Scan the records below. List lines holding "petugas".

Data excerpts:
==============================
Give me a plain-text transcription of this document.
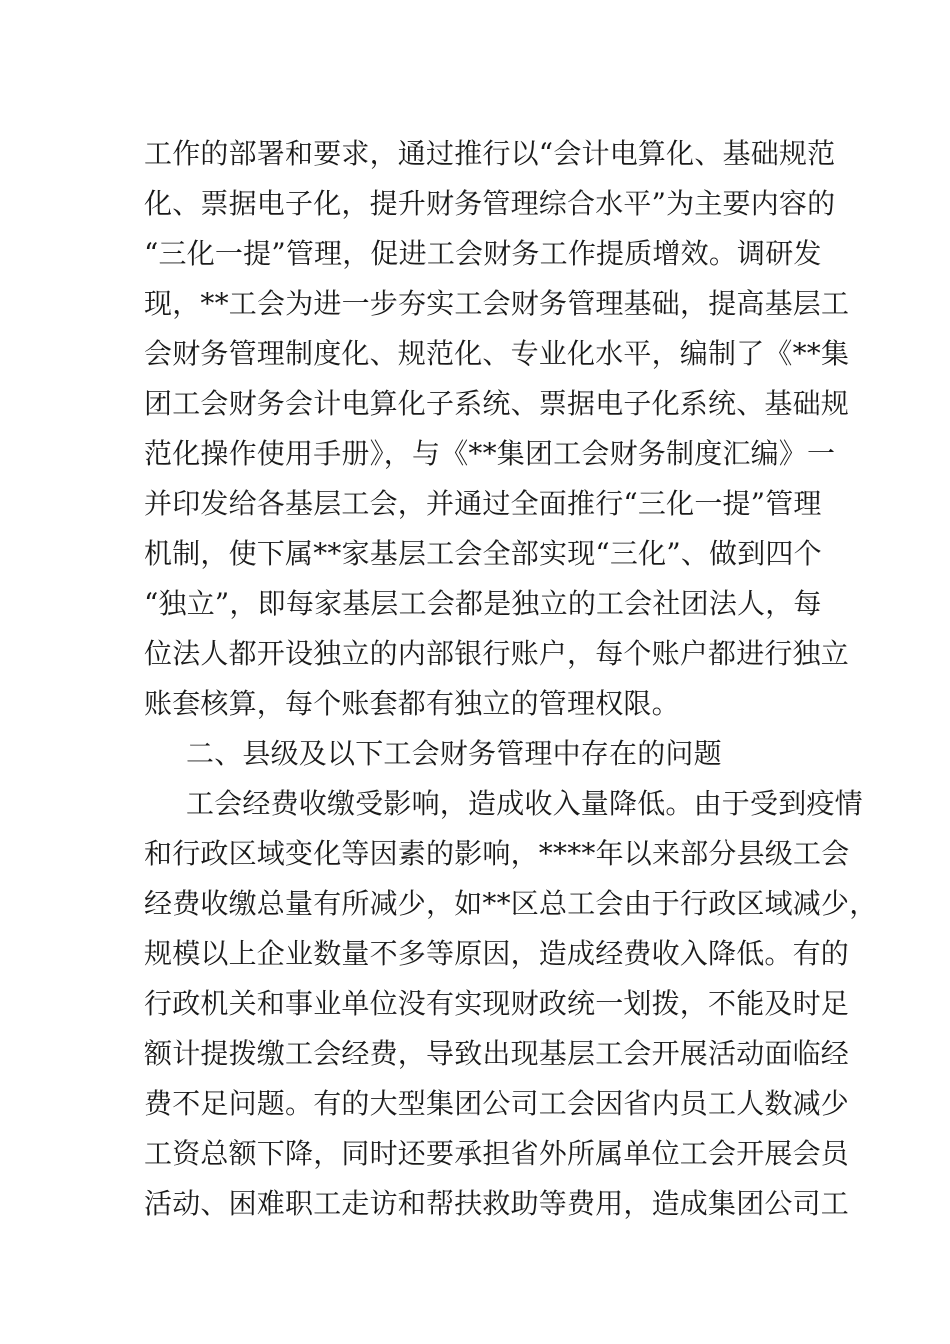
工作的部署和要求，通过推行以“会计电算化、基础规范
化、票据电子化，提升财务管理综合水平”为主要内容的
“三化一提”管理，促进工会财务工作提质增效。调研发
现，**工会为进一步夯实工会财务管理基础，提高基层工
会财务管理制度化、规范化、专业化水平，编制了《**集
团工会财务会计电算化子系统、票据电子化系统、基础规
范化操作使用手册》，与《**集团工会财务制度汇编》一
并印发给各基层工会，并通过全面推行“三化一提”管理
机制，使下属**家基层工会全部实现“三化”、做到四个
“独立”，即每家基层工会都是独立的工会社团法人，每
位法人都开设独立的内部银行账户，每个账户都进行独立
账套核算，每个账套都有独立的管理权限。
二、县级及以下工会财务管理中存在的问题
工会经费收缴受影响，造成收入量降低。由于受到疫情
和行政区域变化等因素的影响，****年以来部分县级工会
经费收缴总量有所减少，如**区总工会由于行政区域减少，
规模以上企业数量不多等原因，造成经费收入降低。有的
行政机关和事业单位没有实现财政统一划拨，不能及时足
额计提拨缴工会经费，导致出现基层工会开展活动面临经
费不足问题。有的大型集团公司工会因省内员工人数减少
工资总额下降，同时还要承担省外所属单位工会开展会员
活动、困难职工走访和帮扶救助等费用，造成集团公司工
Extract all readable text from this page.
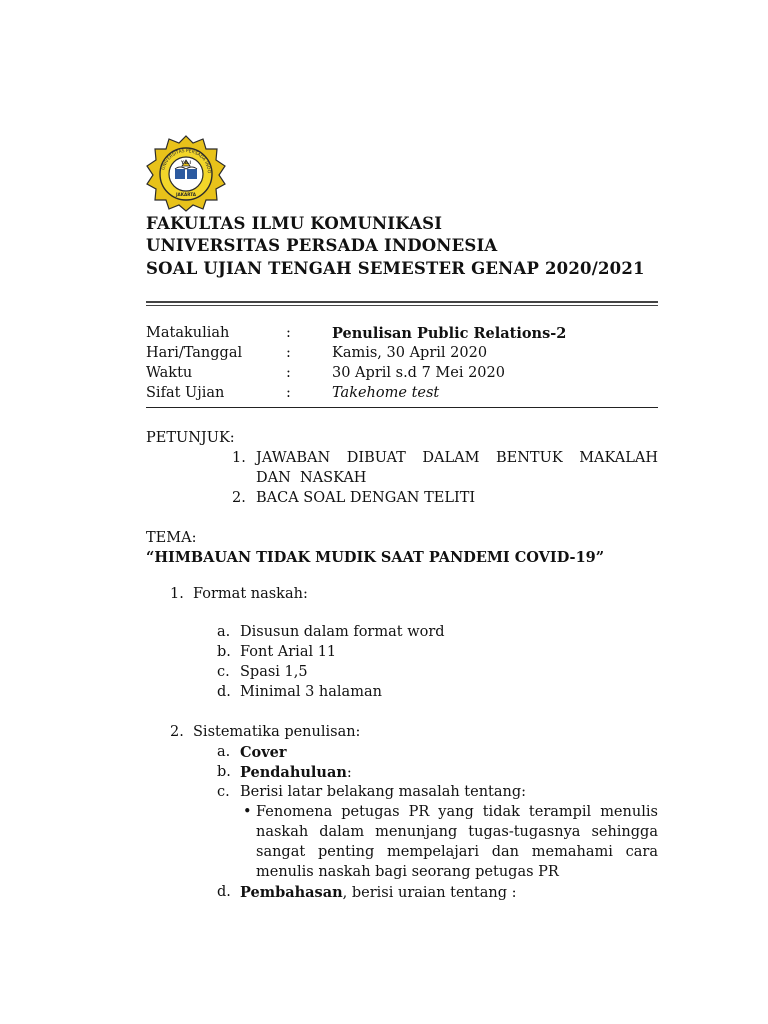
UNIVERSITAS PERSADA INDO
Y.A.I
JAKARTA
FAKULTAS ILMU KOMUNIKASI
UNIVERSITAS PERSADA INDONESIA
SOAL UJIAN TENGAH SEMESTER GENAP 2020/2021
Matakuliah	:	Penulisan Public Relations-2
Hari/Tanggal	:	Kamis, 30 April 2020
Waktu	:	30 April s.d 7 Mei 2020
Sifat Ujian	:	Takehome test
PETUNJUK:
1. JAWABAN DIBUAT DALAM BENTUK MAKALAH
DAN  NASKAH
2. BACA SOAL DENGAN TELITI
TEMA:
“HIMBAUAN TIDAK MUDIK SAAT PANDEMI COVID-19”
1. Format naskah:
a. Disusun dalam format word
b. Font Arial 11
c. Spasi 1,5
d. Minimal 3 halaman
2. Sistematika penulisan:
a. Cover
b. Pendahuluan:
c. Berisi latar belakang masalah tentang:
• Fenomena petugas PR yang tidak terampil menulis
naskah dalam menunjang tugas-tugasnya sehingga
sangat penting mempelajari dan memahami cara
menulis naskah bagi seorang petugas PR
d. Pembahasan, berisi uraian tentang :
==============================
ANSWER TO THE PROBLEM:
• Fenomena petugas PR yang tidak terampil menulis
menulis naskah bagi seorang petugas PR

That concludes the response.